* Description of the task:
Determine how many lines of the material hold the string "this" and reply with only that number.
* * * * * * *
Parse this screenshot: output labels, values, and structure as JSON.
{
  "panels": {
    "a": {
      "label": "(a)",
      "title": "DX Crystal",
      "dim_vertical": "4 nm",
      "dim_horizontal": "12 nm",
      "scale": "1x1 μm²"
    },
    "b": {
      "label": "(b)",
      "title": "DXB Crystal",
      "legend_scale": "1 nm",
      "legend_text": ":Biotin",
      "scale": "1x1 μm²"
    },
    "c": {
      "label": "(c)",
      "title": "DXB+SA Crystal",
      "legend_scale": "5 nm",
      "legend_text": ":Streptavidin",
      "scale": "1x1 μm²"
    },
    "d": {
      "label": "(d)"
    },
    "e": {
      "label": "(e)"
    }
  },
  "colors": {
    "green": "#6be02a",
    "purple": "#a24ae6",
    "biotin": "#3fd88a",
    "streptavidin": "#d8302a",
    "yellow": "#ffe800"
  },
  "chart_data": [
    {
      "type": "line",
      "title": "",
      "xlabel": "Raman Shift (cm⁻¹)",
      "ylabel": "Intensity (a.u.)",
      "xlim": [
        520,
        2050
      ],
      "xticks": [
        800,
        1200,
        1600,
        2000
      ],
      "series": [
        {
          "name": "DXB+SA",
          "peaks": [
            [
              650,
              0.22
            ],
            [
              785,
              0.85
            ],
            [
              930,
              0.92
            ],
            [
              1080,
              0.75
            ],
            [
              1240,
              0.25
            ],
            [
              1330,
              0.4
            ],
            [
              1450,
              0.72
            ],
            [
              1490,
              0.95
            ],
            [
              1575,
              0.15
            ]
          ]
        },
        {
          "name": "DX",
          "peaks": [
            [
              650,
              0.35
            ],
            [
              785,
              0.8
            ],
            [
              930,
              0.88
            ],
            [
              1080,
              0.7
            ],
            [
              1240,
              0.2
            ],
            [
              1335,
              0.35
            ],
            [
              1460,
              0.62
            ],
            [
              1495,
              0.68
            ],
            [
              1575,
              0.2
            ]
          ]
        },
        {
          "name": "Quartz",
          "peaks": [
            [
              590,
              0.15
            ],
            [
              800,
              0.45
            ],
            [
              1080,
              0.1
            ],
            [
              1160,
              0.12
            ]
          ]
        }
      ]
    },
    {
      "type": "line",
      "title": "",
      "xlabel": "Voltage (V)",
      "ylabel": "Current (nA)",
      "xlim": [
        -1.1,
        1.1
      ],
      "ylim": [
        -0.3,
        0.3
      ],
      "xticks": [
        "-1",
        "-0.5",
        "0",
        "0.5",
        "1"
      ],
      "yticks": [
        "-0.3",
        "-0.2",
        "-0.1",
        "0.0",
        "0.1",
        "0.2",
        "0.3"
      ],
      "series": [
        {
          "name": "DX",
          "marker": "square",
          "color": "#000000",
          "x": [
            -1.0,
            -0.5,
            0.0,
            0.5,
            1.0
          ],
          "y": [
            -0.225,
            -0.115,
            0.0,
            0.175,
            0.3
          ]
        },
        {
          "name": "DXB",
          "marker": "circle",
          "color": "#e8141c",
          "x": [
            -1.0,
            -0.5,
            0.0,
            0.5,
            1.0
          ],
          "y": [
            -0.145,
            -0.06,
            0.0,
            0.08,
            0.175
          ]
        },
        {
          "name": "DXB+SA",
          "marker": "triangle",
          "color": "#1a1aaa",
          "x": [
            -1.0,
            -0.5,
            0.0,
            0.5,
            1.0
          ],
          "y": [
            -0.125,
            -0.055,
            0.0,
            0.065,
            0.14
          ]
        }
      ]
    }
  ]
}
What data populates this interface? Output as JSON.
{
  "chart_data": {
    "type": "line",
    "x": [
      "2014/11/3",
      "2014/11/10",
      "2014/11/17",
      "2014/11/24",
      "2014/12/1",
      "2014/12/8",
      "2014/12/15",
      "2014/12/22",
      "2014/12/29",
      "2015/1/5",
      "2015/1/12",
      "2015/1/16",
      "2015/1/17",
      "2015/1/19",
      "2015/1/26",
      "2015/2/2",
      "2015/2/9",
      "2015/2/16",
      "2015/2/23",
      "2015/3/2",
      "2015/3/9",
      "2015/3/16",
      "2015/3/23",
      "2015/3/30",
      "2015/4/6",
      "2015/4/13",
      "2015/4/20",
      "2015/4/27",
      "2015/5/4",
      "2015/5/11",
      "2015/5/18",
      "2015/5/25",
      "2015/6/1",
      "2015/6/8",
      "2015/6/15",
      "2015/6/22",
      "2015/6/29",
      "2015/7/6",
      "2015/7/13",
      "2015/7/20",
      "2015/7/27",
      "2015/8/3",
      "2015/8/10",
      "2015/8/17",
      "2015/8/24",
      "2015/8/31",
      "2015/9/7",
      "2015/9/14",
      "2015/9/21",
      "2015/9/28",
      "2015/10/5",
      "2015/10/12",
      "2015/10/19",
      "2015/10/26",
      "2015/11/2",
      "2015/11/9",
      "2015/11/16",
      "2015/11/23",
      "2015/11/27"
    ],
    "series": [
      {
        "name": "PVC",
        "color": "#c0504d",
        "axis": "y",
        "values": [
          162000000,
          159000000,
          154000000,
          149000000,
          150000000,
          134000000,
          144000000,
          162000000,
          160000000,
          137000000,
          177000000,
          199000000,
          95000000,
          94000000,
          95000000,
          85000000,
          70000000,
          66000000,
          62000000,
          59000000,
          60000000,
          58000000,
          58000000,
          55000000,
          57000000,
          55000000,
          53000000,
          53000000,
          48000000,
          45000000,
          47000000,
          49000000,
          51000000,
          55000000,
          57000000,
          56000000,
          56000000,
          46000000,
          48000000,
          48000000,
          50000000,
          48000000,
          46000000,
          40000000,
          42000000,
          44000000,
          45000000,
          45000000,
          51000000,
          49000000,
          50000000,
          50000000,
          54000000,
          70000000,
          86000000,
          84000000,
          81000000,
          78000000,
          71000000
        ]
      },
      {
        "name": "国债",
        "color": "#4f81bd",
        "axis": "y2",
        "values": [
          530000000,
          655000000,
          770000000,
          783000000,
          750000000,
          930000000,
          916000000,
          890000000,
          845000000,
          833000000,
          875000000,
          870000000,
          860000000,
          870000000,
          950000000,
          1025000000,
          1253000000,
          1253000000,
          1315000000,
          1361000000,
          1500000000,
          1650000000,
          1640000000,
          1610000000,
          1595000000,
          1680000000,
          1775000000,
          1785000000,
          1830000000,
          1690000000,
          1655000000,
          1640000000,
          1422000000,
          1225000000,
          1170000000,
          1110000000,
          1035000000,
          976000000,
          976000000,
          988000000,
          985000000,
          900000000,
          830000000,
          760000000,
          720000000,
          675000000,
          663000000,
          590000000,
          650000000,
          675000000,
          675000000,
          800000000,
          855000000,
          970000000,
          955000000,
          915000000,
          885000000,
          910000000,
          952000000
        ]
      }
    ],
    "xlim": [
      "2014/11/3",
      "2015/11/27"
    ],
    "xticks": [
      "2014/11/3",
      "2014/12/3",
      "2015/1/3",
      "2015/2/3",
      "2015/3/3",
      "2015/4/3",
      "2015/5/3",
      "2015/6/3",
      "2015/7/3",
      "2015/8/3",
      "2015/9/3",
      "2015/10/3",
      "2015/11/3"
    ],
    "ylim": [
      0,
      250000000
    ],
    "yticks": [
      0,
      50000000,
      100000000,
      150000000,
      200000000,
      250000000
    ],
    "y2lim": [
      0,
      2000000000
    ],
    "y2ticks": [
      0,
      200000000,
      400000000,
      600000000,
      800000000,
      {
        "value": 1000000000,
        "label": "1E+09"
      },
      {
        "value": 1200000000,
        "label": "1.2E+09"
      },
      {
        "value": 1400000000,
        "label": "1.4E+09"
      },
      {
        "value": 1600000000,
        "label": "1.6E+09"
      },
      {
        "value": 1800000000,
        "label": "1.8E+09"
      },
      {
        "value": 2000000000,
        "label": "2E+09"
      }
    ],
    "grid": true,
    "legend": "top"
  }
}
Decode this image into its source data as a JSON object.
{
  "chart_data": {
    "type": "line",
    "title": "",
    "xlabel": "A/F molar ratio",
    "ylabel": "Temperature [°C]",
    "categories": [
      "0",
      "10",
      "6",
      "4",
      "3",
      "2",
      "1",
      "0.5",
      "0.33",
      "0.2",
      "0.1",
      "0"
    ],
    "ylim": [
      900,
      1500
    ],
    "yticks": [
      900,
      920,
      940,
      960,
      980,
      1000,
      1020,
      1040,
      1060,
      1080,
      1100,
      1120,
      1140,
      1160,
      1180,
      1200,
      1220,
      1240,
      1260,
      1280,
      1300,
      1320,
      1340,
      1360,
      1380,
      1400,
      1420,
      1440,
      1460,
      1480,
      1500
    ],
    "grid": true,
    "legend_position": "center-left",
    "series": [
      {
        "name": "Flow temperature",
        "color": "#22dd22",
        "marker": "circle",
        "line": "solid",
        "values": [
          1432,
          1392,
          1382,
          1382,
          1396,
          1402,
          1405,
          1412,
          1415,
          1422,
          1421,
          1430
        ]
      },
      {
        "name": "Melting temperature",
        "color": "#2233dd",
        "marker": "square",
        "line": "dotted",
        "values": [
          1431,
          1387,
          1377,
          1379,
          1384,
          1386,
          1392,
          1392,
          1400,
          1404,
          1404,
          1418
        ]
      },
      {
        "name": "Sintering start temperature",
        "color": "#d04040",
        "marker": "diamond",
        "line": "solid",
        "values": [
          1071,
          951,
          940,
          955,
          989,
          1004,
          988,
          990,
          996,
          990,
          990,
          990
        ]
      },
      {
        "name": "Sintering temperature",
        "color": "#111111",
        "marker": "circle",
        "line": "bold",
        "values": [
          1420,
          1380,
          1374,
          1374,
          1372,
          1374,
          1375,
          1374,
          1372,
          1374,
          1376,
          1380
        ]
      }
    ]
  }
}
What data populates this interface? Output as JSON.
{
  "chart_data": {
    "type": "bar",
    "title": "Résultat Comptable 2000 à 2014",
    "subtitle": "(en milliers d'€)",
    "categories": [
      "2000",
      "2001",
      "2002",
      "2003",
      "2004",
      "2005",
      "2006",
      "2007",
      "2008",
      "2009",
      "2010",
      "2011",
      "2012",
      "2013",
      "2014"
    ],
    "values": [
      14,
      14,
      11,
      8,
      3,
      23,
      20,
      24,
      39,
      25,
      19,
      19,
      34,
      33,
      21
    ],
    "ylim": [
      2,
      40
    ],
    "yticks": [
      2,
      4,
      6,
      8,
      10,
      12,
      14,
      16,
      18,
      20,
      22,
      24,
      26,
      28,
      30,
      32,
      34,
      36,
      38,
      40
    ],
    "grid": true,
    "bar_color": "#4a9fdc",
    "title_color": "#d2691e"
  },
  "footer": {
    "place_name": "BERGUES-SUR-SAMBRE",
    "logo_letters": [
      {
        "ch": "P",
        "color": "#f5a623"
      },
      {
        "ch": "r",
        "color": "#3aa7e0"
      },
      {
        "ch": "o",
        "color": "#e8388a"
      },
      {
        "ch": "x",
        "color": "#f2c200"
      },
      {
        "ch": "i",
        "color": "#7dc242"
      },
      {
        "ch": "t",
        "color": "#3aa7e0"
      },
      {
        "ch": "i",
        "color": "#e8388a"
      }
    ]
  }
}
* * * * * * *
* Answer to the problem:
4